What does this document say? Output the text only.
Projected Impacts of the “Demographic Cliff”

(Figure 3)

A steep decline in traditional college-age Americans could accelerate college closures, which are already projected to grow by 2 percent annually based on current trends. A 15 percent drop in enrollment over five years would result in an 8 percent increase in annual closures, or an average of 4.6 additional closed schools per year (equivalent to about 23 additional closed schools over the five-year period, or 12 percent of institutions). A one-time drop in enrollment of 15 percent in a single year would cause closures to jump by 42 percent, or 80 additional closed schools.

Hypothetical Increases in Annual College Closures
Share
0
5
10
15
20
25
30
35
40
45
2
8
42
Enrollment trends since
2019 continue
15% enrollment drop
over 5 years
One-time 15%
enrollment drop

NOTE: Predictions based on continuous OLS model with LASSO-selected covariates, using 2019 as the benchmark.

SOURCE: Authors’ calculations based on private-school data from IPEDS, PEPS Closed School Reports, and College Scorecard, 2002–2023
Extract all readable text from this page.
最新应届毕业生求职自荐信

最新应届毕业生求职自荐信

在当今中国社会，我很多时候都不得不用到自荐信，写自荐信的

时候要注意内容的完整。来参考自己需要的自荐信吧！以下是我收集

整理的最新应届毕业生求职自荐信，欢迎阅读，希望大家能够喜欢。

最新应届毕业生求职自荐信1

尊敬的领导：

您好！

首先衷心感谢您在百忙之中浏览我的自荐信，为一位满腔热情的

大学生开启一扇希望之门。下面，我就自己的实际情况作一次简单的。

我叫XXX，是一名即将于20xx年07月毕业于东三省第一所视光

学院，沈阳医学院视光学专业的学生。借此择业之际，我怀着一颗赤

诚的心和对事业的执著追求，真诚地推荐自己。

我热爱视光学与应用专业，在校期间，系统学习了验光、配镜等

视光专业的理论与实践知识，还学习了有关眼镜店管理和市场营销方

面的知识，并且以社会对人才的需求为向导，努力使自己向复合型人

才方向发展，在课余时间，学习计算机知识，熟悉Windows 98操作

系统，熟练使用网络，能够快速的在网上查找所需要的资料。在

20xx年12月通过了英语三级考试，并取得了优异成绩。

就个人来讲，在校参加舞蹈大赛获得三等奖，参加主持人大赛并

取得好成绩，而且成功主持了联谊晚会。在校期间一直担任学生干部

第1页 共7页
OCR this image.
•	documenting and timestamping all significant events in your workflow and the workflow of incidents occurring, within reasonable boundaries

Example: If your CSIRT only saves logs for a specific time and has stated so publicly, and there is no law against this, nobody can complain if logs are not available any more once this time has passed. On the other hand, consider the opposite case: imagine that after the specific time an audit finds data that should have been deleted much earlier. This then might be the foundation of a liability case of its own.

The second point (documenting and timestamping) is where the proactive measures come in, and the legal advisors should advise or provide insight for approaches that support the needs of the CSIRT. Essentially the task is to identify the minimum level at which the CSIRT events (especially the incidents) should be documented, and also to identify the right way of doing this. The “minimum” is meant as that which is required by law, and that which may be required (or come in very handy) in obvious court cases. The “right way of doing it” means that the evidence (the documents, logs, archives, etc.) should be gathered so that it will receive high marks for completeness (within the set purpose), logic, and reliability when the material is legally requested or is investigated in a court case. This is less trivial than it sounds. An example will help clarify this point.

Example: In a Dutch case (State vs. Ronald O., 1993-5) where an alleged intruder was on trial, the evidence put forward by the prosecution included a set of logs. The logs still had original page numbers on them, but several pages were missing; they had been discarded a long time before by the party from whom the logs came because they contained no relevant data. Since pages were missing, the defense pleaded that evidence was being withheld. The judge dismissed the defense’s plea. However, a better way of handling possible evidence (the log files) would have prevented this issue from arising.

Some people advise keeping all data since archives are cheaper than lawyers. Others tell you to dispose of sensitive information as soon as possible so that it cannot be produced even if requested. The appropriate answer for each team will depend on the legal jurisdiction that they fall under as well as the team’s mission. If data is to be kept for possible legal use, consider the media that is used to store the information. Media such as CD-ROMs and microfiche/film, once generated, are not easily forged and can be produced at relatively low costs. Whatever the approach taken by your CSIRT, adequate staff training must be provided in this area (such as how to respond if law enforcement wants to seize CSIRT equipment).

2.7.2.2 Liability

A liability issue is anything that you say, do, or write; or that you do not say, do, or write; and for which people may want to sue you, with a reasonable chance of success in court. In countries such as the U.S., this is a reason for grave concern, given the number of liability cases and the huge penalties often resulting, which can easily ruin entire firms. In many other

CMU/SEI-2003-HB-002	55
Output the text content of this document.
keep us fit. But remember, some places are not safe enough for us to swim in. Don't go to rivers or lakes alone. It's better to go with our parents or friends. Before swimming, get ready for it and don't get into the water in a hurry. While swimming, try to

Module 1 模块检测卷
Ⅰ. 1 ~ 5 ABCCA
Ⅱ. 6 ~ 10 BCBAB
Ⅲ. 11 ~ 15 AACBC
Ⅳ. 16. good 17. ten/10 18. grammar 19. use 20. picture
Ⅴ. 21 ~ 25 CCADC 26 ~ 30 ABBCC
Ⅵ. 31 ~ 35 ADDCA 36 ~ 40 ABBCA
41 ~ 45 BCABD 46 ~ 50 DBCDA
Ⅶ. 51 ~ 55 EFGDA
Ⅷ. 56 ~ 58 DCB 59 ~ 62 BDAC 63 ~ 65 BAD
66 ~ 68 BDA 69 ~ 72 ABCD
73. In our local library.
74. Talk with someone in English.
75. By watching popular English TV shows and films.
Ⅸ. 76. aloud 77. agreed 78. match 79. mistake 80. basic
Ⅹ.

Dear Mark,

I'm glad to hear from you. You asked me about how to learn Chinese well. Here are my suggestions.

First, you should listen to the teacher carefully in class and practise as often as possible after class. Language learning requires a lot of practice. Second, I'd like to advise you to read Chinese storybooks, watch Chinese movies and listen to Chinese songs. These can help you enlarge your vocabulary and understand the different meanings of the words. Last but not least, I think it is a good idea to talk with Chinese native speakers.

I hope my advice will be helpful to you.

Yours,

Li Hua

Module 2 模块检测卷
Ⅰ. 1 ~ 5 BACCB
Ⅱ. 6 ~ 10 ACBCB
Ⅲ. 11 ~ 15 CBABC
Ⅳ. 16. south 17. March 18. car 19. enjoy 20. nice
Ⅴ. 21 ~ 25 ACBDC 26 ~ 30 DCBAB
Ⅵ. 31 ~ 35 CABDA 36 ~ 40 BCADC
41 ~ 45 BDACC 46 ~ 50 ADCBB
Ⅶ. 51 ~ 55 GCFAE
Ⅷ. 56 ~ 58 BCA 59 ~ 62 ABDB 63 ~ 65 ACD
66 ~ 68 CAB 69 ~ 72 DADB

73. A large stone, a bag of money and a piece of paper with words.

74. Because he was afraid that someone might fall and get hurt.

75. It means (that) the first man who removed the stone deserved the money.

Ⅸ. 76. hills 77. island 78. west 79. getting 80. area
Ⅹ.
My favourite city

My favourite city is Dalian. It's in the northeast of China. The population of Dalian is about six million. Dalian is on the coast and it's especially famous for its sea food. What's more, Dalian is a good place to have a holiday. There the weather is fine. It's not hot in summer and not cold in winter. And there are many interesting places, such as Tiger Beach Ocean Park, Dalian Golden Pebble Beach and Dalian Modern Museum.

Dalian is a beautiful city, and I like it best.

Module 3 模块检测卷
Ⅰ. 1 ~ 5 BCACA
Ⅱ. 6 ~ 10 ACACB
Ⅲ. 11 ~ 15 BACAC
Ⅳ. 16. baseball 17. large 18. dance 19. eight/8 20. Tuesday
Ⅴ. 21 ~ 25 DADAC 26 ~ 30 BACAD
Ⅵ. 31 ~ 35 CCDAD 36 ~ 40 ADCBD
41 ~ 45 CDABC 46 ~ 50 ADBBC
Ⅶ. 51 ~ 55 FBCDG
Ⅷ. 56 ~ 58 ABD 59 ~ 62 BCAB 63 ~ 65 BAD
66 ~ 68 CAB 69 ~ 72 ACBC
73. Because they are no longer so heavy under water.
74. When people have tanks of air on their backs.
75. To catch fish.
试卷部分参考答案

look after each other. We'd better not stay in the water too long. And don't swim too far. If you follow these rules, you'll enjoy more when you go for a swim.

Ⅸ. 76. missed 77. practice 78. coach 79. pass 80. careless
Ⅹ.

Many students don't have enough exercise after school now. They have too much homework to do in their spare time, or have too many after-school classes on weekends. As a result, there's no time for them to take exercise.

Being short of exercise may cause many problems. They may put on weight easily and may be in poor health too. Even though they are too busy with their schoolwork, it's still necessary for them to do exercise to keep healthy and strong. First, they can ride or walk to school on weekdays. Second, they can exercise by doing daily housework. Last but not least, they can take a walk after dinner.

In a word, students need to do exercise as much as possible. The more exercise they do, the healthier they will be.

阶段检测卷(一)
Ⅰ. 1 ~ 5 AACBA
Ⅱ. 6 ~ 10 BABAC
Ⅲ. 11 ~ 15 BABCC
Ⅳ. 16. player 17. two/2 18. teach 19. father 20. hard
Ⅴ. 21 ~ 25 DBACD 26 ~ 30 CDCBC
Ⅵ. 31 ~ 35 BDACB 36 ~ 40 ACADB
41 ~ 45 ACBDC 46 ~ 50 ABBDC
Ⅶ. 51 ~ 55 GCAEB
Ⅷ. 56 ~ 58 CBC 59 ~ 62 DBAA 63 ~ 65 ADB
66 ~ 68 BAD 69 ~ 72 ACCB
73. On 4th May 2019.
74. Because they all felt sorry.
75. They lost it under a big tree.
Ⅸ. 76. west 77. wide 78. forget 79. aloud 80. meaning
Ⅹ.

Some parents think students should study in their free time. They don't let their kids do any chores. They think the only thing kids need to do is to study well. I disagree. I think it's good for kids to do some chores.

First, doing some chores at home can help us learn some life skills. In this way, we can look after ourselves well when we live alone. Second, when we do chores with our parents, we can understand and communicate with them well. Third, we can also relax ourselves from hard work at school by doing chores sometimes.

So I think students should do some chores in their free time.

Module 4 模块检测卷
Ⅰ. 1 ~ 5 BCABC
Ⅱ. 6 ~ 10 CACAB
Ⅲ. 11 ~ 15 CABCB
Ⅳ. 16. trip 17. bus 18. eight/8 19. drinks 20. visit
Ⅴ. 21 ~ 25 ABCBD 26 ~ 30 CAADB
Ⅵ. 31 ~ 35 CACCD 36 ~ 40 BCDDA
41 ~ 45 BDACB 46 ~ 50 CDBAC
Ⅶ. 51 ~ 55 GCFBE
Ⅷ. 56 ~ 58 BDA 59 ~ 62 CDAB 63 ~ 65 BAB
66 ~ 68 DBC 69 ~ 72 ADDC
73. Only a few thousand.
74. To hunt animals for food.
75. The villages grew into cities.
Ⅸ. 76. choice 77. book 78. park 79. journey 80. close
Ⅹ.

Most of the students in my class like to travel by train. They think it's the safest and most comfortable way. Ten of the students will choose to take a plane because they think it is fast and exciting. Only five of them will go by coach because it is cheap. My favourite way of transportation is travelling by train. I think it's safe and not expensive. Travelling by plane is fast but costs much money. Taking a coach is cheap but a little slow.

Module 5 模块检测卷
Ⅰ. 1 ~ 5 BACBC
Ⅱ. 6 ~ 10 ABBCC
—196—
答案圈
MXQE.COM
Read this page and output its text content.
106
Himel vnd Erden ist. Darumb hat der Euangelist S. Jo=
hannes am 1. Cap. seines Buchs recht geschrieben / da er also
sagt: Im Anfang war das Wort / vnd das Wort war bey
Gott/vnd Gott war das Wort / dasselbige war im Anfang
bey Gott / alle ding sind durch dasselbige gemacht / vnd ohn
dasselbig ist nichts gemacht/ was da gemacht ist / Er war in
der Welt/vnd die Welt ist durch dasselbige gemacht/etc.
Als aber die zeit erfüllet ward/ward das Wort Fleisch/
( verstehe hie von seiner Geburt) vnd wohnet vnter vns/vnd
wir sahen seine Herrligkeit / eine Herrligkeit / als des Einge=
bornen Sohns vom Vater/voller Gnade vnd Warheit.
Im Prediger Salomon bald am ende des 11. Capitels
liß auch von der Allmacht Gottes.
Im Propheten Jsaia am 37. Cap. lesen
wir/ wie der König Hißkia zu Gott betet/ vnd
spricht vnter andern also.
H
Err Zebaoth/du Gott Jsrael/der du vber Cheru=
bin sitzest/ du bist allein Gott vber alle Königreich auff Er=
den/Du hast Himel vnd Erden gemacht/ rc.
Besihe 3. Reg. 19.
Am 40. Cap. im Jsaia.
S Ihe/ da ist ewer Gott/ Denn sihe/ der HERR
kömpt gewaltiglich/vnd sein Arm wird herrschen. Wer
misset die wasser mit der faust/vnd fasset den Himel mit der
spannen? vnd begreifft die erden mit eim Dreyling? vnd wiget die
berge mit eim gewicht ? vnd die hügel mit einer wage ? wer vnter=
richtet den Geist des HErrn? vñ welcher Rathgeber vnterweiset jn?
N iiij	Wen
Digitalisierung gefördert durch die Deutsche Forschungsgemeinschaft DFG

• • • • • • •

■ **Objective**
Copy all lines from the listing that contain "aloud".

■ **Completed exercise**
Ⅸ. 76. aloud 77. agreed 78. match 79. mistake 80. basic
Ⅸ. 76. west 77. wide 78. forget 79. aloud 80. meaning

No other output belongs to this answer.